▸ **Exercise aim**:
Copy the lines of the material from the one containing "146, 675, 150]" through the end, inclusive, swapping "results-list" for "search-results" and changing nothing else. Leave the pictures out of your answer.

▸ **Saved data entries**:
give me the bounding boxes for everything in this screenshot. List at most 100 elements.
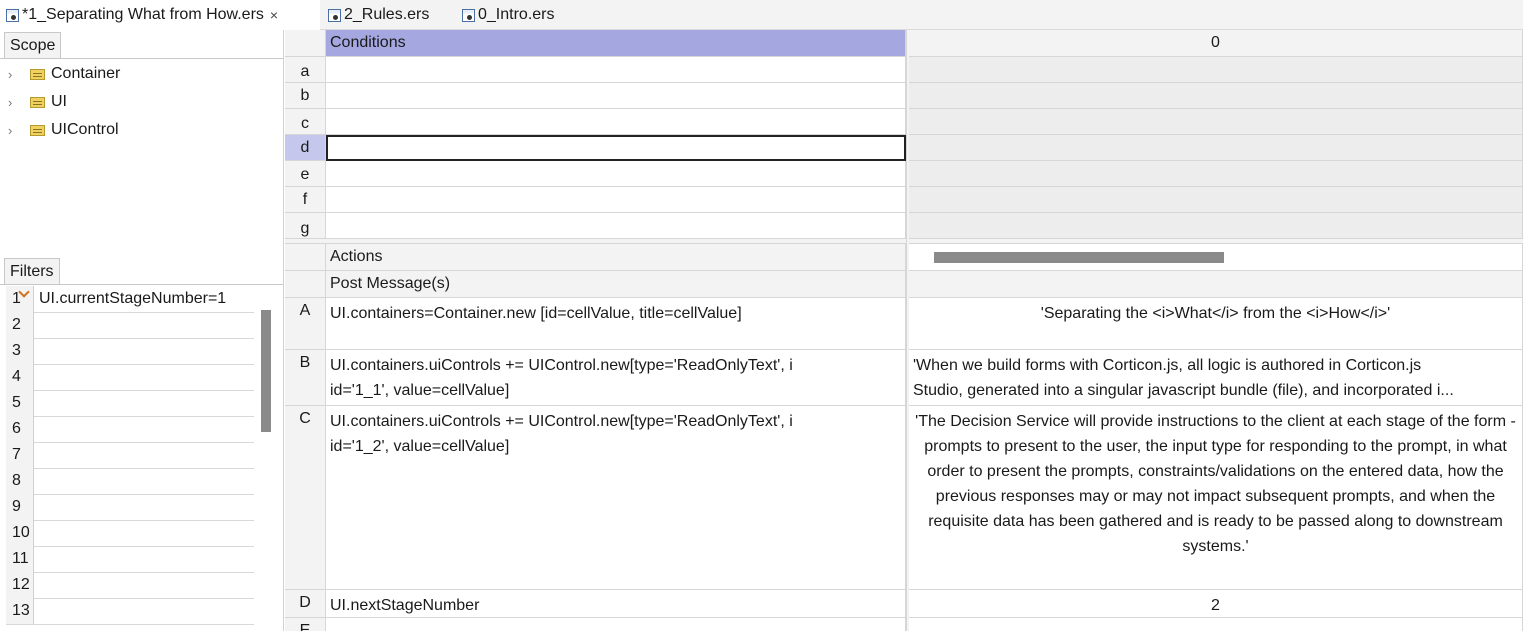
filters-scrollbar-thumb[interactable] <box>261 310 271 432</box>
condition-row-label[interactable]: c <box>285 109 326 135</box>
filter-row[interactable]: 13 <box>6 598 254 625</box>
horizontal-scrollbar-thumb[interactable] <box>934 252 1224 263</box>
conditions-header[interactable]: Conditions <box>326 30 906 57</box>
condition-value-cell[interactable] <box>909 57 1523 83</box>
filter-expression[interactable]: UI.currentStageNumber=1 <box>34 286 254 312</box>
condition-value-cell[interactable] <box>909 109 1523 135</box>
action-value-cell[interactable]: 2 <box>909 590 1523 618</box>
filter-expression[interactable] <box>34 572 254 598</box>
condition-expression-cell[interactable] <box>326 187 906 213</box>
condition-row-label[interactable]: g <box>285 213 326 239</box>
condition-expression-cell[interactable] <box>326 83 906 109</box>
condition-value-cell[interactable] <box>909 161 1523 187</box>
filter-row-number: 13 <box>6 598 34 624</box>
rule-column-header[interactable]: 0 <box>909 30 1523 57</box>
filter-row[interactable]: 12 <box>6 572 254 599</box>
filter-row[interactable]: 11 <box>6 546 254 573</box>
condition-row-label-selected[interactable]: d <box>285 135 326 161</box>
chevron-right-icon[interactable]: › <box>8 67 20 82</box>
tab-label: 2_Rules.ers <box>344 6 430 23</box>
filter-row-number: 3 <box>6 338 34 364</box>
scope-tab[interactable]: Scope <box>4 32 62 59</box>
filter-row[interactable]: 8 <box>6 468 254 495</box>
action-row-label[interactable]: C <box>285 406 326 590</box>
filter-expression[interactable] <box>34 416 254 442</box>
action-expression-cell[interactable] <box>326 618 906 631</box>
action-value-cell[interactable]: 'Separating the <i>What</i> from the <i>… <box>909 298 1523 350</box>
action-value-cell[interactable]: 'When we build forms with Corticon.js, a… <box>909 350 1523 406</box>
condition-expression-cell[interactable] <box>326 57 906 83</box>
filter-expression[interactable] <box>34 494 254 520</box>
filter-row[interactable]: 6 <box>6 416 254 443</box>
filter-expression[interactable] <box>34 520 254 546</box>
filter-expression[interactable] <box>34 546 254 572</box>
condition-row-label[interactable]: e <box>285 161 326 187</box>
condition-row-label[interactable]: b <box>285 83 326 109</box>
condition-value-cell[interactable] <box>909 135 1523 161</box>
condition-value-cell[interactable] <box>909 213 1523 239</box>
tree-item-ui[interactable]: › UI <box>8 88 67 116</box>
condition-value-cell[interactable] <box>909 83 1523 109</box>
filter-row[interactable]: 4 <box>6 364 254 391</box>
filter-row-number: 2 <box>6 312 34 338</box>
action-row-label[interactable]: D <box>285 590 326 618</box>
condition-value-cell[interactable] <box>909 187 1523 213</box>
ruleflow-file-icon <box>462 8 475 22</box>
scope-panel: Scope › Container › UI › UIControl <box>0 30 284 252</box>
column-splitter[interactable] <box>906 30 909 631</box>
tab-rules[interactable]: 2_Rules.ers <box>322 0 452 30</box>
action-row-label[interactable]: B <box>285 350 326 406</box>
condition-expression-cell[interactable] <box>326 161 906 187</box>
action-row-label[interactable]: E <box>285 618 326 631</box>
chevron-right-icon[interactable]: › <box>8 95 20 110</box>
condition-expression-cell-selected[interactable] <box>326 135 906 161</box>
filter-expression[interactable] <box>34 364 254 390</box>
action-row-label[interactable]: A <box>285 298 326 350</box>
filter-expression[interactable] <box>34 338 254 364</box>
filter-row-number: 12 <box>6 572 34 598</box>
action-expression-cell[interactable]: UI.containers.uiControls += UIControl.ne… <box>326 406 906 590</box>
tree-item-container[interactable]: › Container <box>8 60 120 88</box>
condition-row-label[interactable]: a <box>285 57 326 83</box>
filter-row[interactable]: 1 UI.currentStageNumber=1 <box>6 286 254 313</box>
action-expression-cell[interactable]: UI.containers.uiControls += UIControl.ne… <box>326 350 906 406</box>
tab-label: *1_Separating What from How.ers <box>22 6 264 23</box>
entity-icon <box>30 68 45 80</box>
condition-expression-cell[interactable] <box>326 109 906 135</box>
tab-separating-what-from-how[interactable]: *1_Separating What from How.ers × <box>0 0 320 30</box>
divider <box>0 284 283 285</box>
filter-expression[interactable] <box>34 598 254 624</box>
action-expression-cell[interactable]: UI.containers=Container.new [id=cellValu… <box>326 298 906 350</box>
tab-intro[interactable]: 0_Intro.ers <box>456 0 576 30</box>
close-icon[interactable]: × <box>270 7 278 23</box>
condition-expression-cell[interactable] <box>326 213 906 239</box>
editor-tab-bar: *1_Separating What from How.ers × 2_Rule… <box>0 0 1523 30</box>
post-message-value-cell[interactable] <box>909 271 1523 298</box>
tree-item-uicontrol[interactable]: › UIControl <box>8 116 119 144</box>
filter-row[interactable]: 9 <box>6 494 254 521</box>
filter-expression[interactable] <box>34 390 254 416</box>
action-value-cell[interactable]: 'The Decision Service will provide instr… <box>909 406 1523 590</box>
actions-header[interactable]: Actions <box>326 244 906 271</box>
corner-cell <box>285 244 326 271</box>
filter-row[interactable]: 3 <box>6 338 254 365</box>
filter-row-number: 11 <box>6 546 34 572</box>
filter-expression[interactable] <box>34 468 254 494</box>
action-value-cell[interactable] <box>909 618 1523 631</box>
filter-row-number: 9 <box>6 494 34 520</box>
post-message-header[interactable]: Post Message(s) <box>326 271 906 298</box>
filter-row[interactable]: 10 <box>6 520 254 547</box>
tree-item-label: Container <box>51 65 121 82</box>
condition-row-label[interactable]: f <box>285 187 326 213</box>
filters-panel: Filters 1 UI.currentStageNumber=1 2 3 4 5… <box>0 252 284 631</box>
filter-row[interactable]: 5 <box>6 390 254 417</box>
filter-expression[interactable] <box>34 312 254 338</box>
filter-expression[interactable] <box>34 442 254 468</box>
chevron-right-icon[interactable]: › <box>8 123 20 138</box>
corner-cell <box>285 30 326 57</box>
filters-tab[interactable]: Filters <box>4 258 60 285</box>
action-expression-cell[interactable]: UI.nextStageNumber <box>326 590 906 618</box>
filter-row-number: 6 <box>6 416 34 442</box>
filter-row[interactable]: 2 <box>6 312 254 339</box>
filter-row[interactable]: 7 <box>6 442 254 469</box>
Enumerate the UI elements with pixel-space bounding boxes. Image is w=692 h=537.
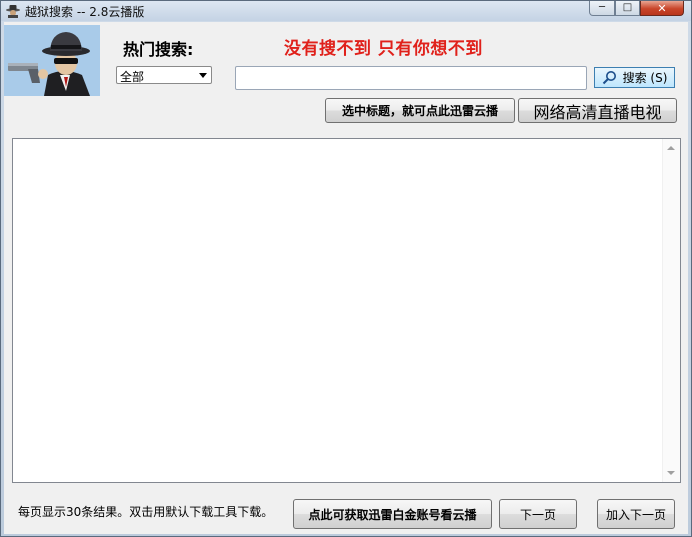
scroll-up-icon[interactable]	[667, 146, 675, 150]
scroll-down-icon[interactable]	[667, 471, 675, 475]
maximize-button[interactable]: □	[615, 1, 640, 16]
close-button[interactable]: ✕	[640, 1, 684, 16]
play-selected-button[interactable]: 选中标题，就可点此迅雷云播	[325, 98, 515, 123]
title-bar[interactable]: 越狱搜索 -- 2.8云播版 ─ □ ✕	[1, 1, 691, 21]
status-text: 每页显示30条结果。双击用默认下载工具下载。	[18, 505, 274, 519]
hot-search-label: 热门搜索:	[123, 40, 194, 59]
app-window: 越狱搜索 -- 2.8云播版 ─ □ ✕ 热门搜索: 没有搜不到 只有你想不到 …	[0, 0, 692, 537]
next-page-button[interactable]: 下一页	[499, 499, 577, 529]
client-area: 热门搜索: 没有搜不到 只有你想不到 全部 搜索 (S) 选中标题，就可点此迅雷…	[4, 22, 688, 534]
gangster-with-gun-icon	[4, 25, 100, 96]
category-select-value: 全部	[120, 70, 145, 84]
window-title: 越狱搜索 -- 2.8云播版	[25, 5, 145, 19]
hat-man-icon	[6, 5, 20, 18]
close-icon: ✕	[657, 1, 667, 15]
maximize-icon: □	[622, 2, 633, 13]
magnifier-icon	[602, 71, 616, 85]
search-button[interactable]: 搜索 (S)	[594, 67, 675, 88]
search-button-label: 搜索 (S)	[622, 71, 668, 85]
minimize-icon: ─	[598, 2, 606, 13]
category-select[interactable]: 全部	[116, 66, 212, 84]
live-tv-button[interactable]: 网络高清直播电视	[518, 98, 677, 123]
minimize-button[interactable]: ─	[589, 1, 615, 16]
chevron-down-icon	[199, 73, 207, 78]
vertical-scrollbar[interactable]	[662, 139, 680, 482]
add-next-page-button[interactable]: 加入下一页	[597, 499, 675, 529]
get-account-button[interactable]: 点此可获取迅雷白金账号看云播	[293, 499, 492, 529]
slogan-text: 没有搜不到 只有你想不到	[284, 39, 483, 59]
search-input[interactable]	[235, 66, 587, 90]
results-list[interactable]	[12, 138, 681, 483]
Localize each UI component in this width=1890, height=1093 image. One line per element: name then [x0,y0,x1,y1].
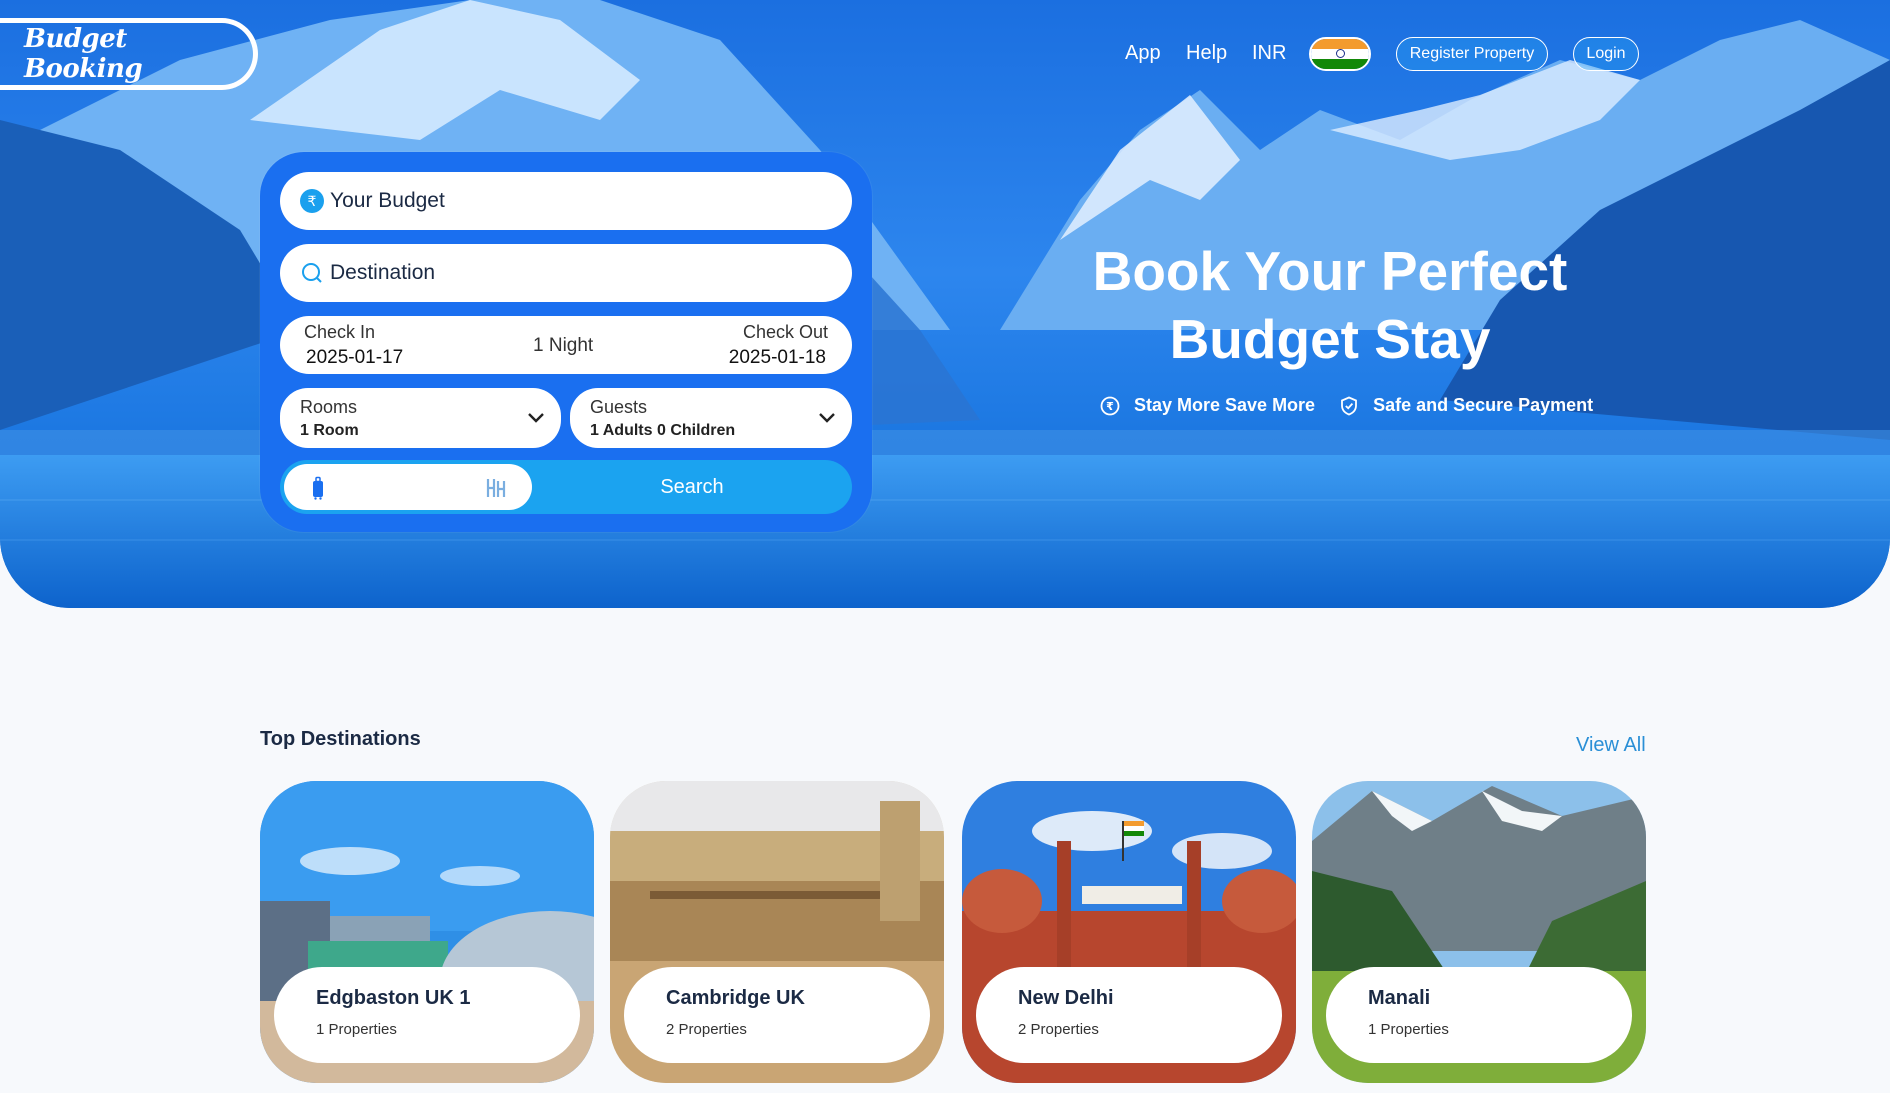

▸ **Answer to the problem**:
scroll-up-icon[interactable]	[667, 146, 675, 150]
scroll-down-icon[interactable]	[667, 471, 675, 475]
maximize-button[interactable]: □	[615, 1, 640, 16]
close-button[interactable]: ✕	[640, 1, 684, 16]
play-selected-button[interactable]: 选中标题，就可点此迅雷云播	[325, 98, 515, 123]
title-bar[interactable]: 越狱搜索 -- 2.8云播版 ─ □ ✕	[1, 1, 691, 21]
status-text: 每页显示30条结果。双击用默认下载工具下载。	[18, 505, 274, 519]
hot-search-label: 热门搜索:	[123, 40, 194, 59]
app-window: 越狱搜索 -- 2.8云播版 ─ □ ✕ 热门搜索: 没有搜不到 只有你想不到 …	[0, 0, 692, 537]
next-page-button[interactable]: 下一页	[499, 499, 577, 529]
client-area: 热门搜索: 没有搜不到 只有你想不到 全部 搜索 (S) 选中标题，就可点此迅雷…	[4, 22, 688, 534]
gangster-with-gun-icon	[4, 25, 100, 96]
category-select-value: 全部	[120, 70, 145, 84]
window-title: 越狱搜索 -- 2.8云播版	[25, 5, 145, 19]
hat-man-icon	[6, 5, 20, 18]
close-icon: ✕	[657, 1, 667, 15]
maximize-icon: □	[622, 2, 633, 13]
magnifier-icon	[602, 71, 616, 85]
search-button[interactable]: 搜索 (S)	[594, 67, 675, 88]
search-button-label: 搜索 (S)	[622, 71, 668, 85]
minimize-icon: ─	[598, 2, 606, 13]
category-select[interactable]: 全部	[116, 66, 212, 84]
live-tv-button[interactable]: 网络高清直播电视	[518, 98, 677, 123]
minimize-button[interactable]: ─	[589, 1, 615, 16]
chevron-down-icon	[199, 73, 207, 78]
vertical-scrollbar[interactable]	[662, 139, 680, 482]
add-next-page-button[interactable]: 加入下一页	[597, 499, 675, 529]
get-account-button[interactable]: 点此可获取迅雷白金账号看云播	[293, 499, 492, 529]
slogan-text: 没有搜不到 只有你想不到	[284, 39, 483, 59]
search-input[interactable]	[235, 66, 587, 90]
search-results[interactable]	[12, 138, 681, 483]
Localize each UI component in this width=1890, height=1093 image. One line per element: name then [x0,y0,x1,y1].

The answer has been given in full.